» **TASK TO COMPLETE**: Write out the data again in full, exactly as it reads.

[BEGIN]

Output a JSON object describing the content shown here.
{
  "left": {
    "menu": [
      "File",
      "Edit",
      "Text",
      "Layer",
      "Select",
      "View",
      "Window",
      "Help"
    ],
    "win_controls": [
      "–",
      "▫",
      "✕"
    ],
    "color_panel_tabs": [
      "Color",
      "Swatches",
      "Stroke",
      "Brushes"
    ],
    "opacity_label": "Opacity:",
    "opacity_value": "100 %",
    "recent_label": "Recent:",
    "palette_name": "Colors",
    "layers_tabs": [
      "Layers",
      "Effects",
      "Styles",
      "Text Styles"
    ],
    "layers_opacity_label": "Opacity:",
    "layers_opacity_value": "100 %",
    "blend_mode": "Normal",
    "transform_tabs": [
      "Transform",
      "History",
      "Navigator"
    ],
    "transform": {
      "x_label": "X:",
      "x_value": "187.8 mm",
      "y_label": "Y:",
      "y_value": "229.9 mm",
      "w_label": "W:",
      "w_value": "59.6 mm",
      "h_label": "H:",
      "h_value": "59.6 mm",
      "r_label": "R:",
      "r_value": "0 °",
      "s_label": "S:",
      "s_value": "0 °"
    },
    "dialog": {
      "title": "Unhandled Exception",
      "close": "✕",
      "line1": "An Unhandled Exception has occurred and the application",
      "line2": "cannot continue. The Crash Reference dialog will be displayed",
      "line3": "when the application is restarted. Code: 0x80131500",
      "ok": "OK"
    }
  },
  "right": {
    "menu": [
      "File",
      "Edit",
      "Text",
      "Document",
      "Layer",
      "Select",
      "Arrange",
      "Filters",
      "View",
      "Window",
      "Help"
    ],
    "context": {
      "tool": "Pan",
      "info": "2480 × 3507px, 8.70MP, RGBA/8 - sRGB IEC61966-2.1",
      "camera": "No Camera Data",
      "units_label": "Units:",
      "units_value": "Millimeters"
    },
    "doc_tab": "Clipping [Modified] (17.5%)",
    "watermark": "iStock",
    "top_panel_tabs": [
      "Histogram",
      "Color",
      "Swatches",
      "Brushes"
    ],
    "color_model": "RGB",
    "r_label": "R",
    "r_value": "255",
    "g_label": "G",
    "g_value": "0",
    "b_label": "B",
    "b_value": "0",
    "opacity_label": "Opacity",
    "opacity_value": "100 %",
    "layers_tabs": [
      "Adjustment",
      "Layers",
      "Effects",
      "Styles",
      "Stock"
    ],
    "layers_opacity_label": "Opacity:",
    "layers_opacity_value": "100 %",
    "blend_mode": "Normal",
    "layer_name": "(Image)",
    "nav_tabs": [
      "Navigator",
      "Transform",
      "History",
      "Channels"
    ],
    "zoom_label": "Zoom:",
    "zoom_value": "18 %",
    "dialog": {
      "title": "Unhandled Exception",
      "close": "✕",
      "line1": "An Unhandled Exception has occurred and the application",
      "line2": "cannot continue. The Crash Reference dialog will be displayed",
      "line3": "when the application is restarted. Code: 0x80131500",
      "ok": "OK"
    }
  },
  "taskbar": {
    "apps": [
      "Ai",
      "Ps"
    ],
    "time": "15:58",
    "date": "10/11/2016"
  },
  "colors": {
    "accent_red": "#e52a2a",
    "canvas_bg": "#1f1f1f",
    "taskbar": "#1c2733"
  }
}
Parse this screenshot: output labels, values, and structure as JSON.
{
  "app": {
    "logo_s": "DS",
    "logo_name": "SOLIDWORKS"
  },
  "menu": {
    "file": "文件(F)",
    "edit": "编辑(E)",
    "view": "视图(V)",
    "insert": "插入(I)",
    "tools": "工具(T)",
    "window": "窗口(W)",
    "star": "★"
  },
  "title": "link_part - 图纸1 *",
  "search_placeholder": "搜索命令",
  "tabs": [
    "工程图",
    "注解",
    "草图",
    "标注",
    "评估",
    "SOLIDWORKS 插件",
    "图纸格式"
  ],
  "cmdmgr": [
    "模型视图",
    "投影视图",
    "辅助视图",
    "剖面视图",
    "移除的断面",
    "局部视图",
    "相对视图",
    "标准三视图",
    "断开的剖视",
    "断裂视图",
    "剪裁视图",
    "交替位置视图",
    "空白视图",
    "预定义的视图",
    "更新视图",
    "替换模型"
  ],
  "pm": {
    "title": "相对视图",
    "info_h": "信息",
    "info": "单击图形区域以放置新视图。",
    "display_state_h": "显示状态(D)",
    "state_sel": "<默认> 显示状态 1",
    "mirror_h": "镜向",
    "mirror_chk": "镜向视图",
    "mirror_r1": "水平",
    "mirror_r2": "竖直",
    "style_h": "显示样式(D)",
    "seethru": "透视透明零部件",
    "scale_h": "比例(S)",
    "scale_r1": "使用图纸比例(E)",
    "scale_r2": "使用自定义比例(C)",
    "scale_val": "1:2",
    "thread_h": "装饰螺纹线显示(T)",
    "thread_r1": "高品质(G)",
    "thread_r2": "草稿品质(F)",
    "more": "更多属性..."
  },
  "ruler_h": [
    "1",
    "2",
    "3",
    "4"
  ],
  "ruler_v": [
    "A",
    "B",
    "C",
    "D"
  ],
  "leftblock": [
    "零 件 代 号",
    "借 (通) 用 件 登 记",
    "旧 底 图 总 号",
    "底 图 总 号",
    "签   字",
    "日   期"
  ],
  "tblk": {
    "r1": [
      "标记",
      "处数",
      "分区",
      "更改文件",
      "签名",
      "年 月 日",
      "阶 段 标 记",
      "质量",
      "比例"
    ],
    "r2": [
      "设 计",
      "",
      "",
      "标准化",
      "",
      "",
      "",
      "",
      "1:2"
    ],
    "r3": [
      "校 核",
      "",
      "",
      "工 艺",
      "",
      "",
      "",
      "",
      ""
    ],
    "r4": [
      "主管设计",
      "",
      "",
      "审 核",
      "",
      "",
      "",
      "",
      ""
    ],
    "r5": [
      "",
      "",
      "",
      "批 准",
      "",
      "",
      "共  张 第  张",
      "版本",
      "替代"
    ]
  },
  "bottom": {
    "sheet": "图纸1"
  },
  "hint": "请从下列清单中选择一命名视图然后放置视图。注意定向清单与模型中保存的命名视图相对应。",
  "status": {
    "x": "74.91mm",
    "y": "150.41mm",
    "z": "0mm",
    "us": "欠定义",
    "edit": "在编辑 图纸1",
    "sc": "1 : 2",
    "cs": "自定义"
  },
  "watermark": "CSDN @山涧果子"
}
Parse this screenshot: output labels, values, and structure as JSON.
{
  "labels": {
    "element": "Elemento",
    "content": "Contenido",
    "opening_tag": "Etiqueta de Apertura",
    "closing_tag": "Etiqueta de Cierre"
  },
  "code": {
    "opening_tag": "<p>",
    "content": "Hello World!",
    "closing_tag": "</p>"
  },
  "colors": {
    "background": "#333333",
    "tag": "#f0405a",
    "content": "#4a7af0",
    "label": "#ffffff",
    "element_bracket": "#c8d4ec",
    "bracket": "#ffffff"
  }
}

[END]

» **OUTPUT**:
Output a JSON object describing the content shown here.
{
  "left": {
    "menu": [
      "File",
      "Edit",
      "Text",
      "Layer",
      "Select",
      "View",
      "Window",
      "Help"
    ],
    "win_controls": [
      "–",
      "▫",
      "✕"
    ],
    "color_panel_tabs": [
      "Color",
      "Swatches",
      "Stroke",
      "Brushes"
    ],
    "opacity_label": "Opacity:",
    "opacity_value": "100 %",
    "recent_label": "Recent:",
    "palette_name": "Colors",
    "layers_tabs": [
      "Layers",
      "Effects",
      "Styles",
      "Text Styles"
    ],
    "layers_opacity_label": "Opacity:",
    "layers_opacity_value": "100 %",
    "blend_mode": "Normal",
    "transform_tabs": [
      "Transform",
      "History",
      "Navigator"
    ],
    "transform": {
      "x_label": "X:",
      "x_value": "187.8 mm",
      "y_label": "Y:",
      "y_value": "229.9 mm",
      "w_label": "W:",
      "w_value": "59.6 mm",
      "h_label": "H:",
      "h_value": "59.6 mm",
      "r_label": "R:",
      "r_value": "0 °",
      "s_label": "S:",
      "s_value": "0 °"
    },
    "dialog": {
      "title": "Unhandled Exception",
      "close": "✕",
      "line1": "An Unhandled Exception has occurred and the application",
      "line2": "cannot continue. The Crash Reference dialog will be displayed",
      "line3": "when the application is restarted. Code: 0x80131500",
      "ok": "OK"
    }
  },
  "right": {
    "menu": [
      "File",
      "Edit",
      "Text",
      "Document",
      "Layer",
      "Select",
      "Arrange",
      "Filters",
      "View",
      "Window",
      "Help"
    ],
    "context": {
      "tool": "Pan",
      "info": "2480 × 3507px, 8.70MP, RGBA/8 - sRGB IEC61966-2.1",
      "camera": "No Camera Data",
      "units_label": "Units:",
      "units_value": "Millimeters"
    },
    "doc_tab": "Clipping [Modified] (17.5%)",
    "watermark": "iStock",
    "top_panel_tabs": [
      "Histogram",
      "Color",
      "Swatches",
      "Brushes"
    ],
    "color_model": "RGB",
    "r_label": "R",
    "r_value": "255",
    "g_label": "G",
    "g_value": "0",
    "b_label": "B",
    "b_value": "0",
    "opacity_label": "Opacity",
    "opacity_value": "100 %",
    "layers_tabs": [
      "Adjustment",
      "Layers",
      "Effects",
      "Styles",
      "Stock"
    ],
    "layers_opacity_label": "Opacity:",
    "layers_opacity_value": "100 %",
    "blend_mode": "Normal",
    "layer_name": "(Image)",
    "nav_tabs": [
      "Navigator",
      "Transform",
      "History",
      "Channels"
    ],
    "zoom_label": "Zoom:",
    "zoom_value": "18 %",
    "dialog": {
      "title": "Unhandled Exception",
      "close": "✕",
      "line1": "An Unhandled Exception has occurred and the application",
      "line2": "cannot continue. The Crash Reference dialog will be displayed",
      "line3": "when the application is restarted. Code: 0x80131500",
      "ok": "OK"
    }
  },
  "taskbar": {
    "apps": [
      "Ai",
      "Ps"
    ],
    "time": "15:58",
    "date": "10/11/2016"
  },
  "colors": {
    "accent_red": "#e52a2a",
    "canvas_bg": "#1f1f1f",
    "taskbar": "#1c2733"
  }
}
Parse this screenshot: output labels, values, and structure as JSON.
{
  "app": {
    "logo_s": "DS",
    "logo_name": "SOLIDWORKS"
  },
  "menu": {
    "file": "文件(F)",
    "edit": "编辑(E)",
    "view": "视图(V)",
    "insert": "插入(I)",
    "tools": "工具(T)",
    "window": "窗口(W)",
    "star": "★"
  },
  "title": "link_part - 图纸1 *",
  "search_placeholder": "搜索命令",
  "tabs": [
    "工程图",
    "注解",
    "草图",
    "标注",
    "评估",
    "SOLIDWORKS 插件",
    "图纸格式"
  ],
  "cmdmgr": [
    "模型视图",
    "投影视图",
    "辅助视图",
    "剖面视图",
    "移除的断面",
    "局部视图",
    "相对视图",
    "标准三视图",
    "断开的剖视",
    "断裂视图",
    "剪裁视图",
    "交替位置视图",
    "空白视图",
    "预定义的视图",
    "更新视图",
    "替换模型"
  ],
  "pm": {
    "title": "相对视图",
    "info_h": "信息",
    "info": "单击图形区域以放置新视图。",
    "display_state_h": "显示状态(D)",
    "state_sel": "<默认> 显示状态 1",
    "mirror_h": "镜向",
    "mirror_chk": "镜向视图",
    "mirror_r1": "水平",
    "mirror_r2": "竖直",
    "style_h": "显示样式(D)",
    "seethru": "透视透明零部件",
    "scale_h": "比例(S)",
    "scale_r1": "使用图纸比例(E)",
    "scale_r2": "使用自定义比例(C)",
    "scale_val": "1:2",
    "thread_h": "装饰螺纹线显示(T)",
    "thread_r1": "高品质(G)",
    "thread_r2": "草稿品质(F)",
    "more": "更多属性..."
  },
  "ruler_h": [
    "1",
    "2",
    "3",
    "4"
  ],
  "ruler_v": [
    "A",
    "B",
    "C",
    "D"
  ],
  "leftblock": [
    "零 件 代 号",
    "借 (通) 用 件 登 记",
    "旧 底 图 总 号",
    "底 图 总 号",
    "签   字",
    "日   期"
  ],
  "tblk": {
    "r1": [
      "标记",
      "处数",
      "分区",
      "更改文件",
      "签名",
      "年 月 日",
      "阶 段 标 记",
      "质量",
      "比例"
    ],
    "r2": [
      "设 计",
      "",
      "",
      "标准化",
      "",
      "",
      "",
      "",
      "1:2"
    ],
    "r3": [
      "校 核",
      "",
      "",
      "工 艺",
      "",
      "",
      "",
      "",
      ""
    ],
    "r4": [
      "主管设计",
      "",
      "",
      "审 核",
      "",
      "",
      "",
      "",
      ""
    ],
    "r5": [
      "",
      "",
      "",
      "批 准",
      "",
      "",
      "共  张 第  张",
      "版本",
      "替代"
    ]
  },
  "bottom": {
    "sheet": "图纸1"
  },
  "hint": "请从下列清单中选择一命名视图然后放置视图。注意定向清单与模型中保存的命名视图相对应。",
  "status": {
    "x": "74.91mm",
    "y": "150.41mm",
    "z": "0mm",
    "us": "欠定义",
    "edit": "在编辑 图纸1",
    "sc": "1 : 2",
    "cs": "自定义"
  },
  "watermark": "CSDN @山涧果子"
}
Parse this screenshot: output labels, values, and structure as JSON.
{
  "labels": {
    "element": "Elemento",
    "content": "Contenido",
    "opening_tag": "Etiqueta de Apertura",
    "closing_tag": "Etiqueta de Cierre"
  },
  "code": {
    "opening_tag": "<p>",
    "content": "Hello World!",
    "closing_tag": "</p>"
  },
  "colors": {
    "background": "#333333",
    "tag": "#f0405a",
    "content": "#4a7af0",
    "label": "#ffffff",
    "element_bracket": "#c8d4ec",
    "bracket": "#ffffff"
  }
}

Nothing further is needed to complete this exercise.